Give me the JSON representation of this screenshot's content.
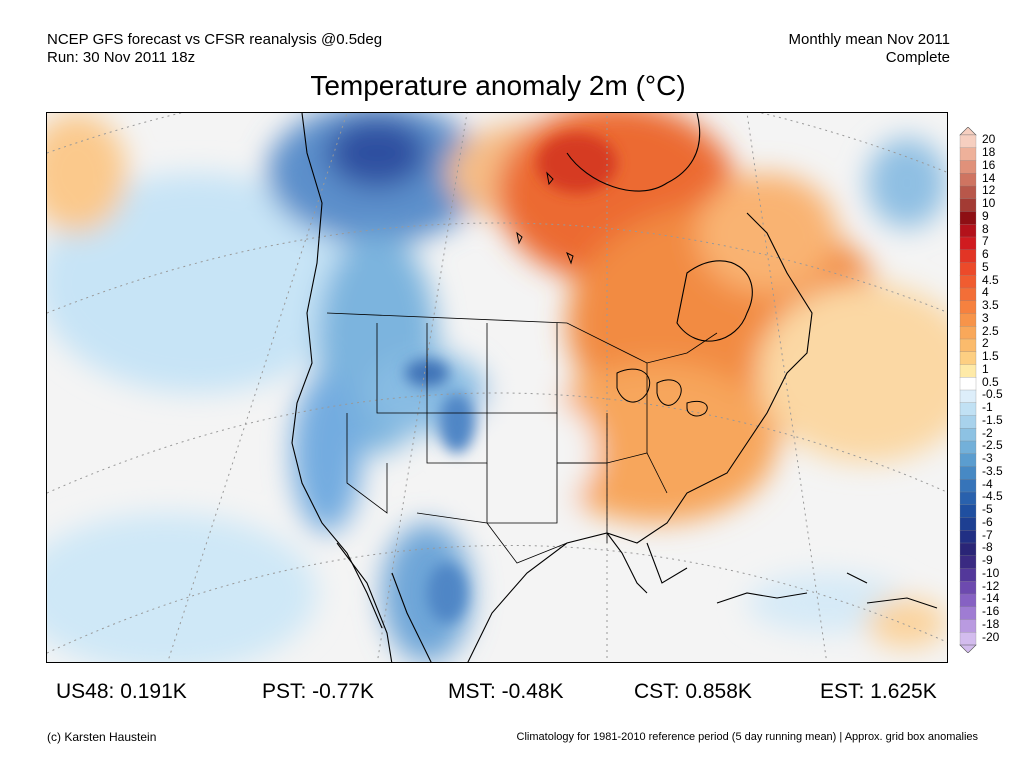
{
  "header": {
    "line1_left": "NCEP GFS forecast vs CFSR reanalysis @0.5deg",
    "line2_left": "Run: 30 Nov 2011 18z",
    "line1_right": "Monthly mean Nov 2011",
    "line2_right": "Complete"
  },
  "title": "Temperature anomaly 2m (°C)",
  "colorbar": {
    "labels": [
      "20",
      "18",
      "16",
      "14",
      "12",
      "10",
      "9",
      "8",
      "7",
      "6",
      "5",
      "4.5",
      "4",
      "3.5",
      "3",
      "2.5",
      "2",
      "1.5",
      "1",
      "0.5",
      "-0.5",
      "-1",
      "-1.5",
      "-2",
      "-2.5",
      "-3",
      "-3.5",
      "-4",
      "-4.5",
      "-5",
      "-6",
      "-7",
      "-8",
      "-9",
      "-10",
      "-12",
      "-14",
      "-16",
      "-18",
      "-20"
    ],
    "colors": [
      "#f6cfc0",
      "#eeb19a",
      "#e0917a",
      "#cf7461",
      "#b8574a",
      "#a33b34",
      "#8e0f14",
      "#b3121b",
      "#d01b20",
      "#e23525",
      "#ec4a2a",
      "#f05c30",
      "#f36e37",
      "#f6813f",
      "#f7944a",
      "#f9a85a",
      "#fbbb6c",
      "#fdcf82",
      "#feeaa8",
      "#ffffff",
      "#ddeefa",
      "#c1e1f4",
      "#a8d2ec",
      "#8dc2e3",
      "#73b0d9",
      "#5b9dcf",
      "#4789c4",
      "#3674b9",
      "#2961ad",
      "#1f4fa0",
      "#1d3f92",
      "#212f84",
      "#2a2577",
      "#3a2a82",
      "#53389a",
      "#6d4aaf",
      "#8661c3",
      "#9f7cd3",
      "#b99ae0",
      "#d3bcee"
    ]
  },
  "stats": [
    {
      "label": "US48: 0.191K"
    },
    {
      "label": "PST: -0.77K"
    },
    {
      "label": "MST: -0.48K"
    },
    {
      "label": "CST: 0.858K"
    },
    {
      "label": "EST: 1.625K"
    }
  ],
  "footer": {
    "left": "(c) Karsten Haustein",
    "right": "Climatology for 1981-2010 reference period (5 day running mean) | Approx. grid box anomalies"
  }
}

────────────────────

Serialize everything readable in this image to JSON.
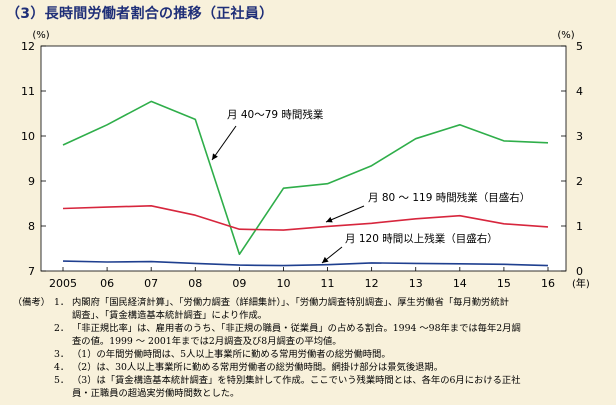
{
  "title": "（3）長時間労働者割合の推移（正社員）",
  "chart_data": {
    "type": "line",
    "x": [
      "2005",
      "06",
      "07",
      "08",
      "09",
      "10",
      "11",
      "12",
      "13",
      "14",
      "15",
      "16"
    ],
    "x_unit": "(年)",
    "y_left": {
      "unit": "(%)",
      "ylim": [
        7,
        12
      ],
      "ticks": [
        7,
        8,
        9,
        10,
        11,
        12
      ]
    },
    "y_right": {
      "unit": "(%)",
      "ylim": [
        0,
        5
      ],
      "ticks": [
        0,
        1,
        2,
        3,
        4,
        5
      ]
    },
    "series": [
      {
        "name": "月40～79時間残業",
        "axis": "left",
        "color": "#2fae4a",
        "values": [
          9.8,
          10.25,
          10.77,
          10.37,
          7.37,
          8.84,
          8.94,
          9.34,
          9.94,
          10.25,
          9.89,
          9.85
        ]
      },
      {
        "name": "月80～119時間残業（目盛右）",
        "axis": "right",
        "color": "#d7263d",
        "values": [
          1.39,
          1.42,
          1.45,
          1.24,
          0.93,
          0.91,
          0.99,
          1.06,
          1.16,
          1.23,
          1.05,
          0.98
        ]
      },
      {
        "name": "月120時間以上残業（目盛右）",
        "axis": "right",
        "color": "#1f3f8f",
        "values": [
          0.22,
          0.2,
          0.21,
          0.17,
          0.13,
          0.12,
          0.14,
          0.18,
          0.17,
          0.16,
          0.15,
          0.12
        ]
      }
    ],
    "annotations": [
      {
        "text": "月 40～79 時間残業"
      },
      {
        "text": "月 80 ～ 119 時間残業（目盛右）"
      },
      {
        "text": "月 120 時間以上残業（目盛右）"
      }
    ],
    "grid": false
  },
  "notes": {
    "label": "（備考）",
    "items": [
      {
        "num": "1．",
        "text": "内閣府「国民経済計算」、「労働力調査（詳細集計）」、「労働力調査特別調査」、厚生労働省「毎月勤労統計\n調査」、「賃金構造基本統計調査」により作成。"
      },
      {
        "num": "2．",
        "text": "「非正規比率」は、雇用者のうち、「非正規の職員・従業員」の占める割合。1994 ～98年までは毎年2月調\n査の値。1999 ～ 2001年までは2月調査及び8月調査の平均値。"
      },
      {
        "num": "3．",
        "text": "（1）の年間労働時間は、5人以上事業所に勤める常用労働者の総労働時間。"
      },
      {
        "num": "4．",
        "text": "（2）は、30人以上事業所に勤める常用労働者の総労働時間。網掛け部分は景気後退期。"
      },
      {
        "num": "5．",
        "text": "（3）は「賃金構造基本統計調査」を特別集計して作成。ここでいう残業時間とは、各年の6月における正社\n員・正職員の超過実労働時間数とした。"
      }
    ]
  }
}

────────────────────

» Prompt
Copy each line from the data above that includes "JSON".

» Answer for the task
Give me the JSON representation of this screenshot's content.
Serialize everything readable in this image to JSON.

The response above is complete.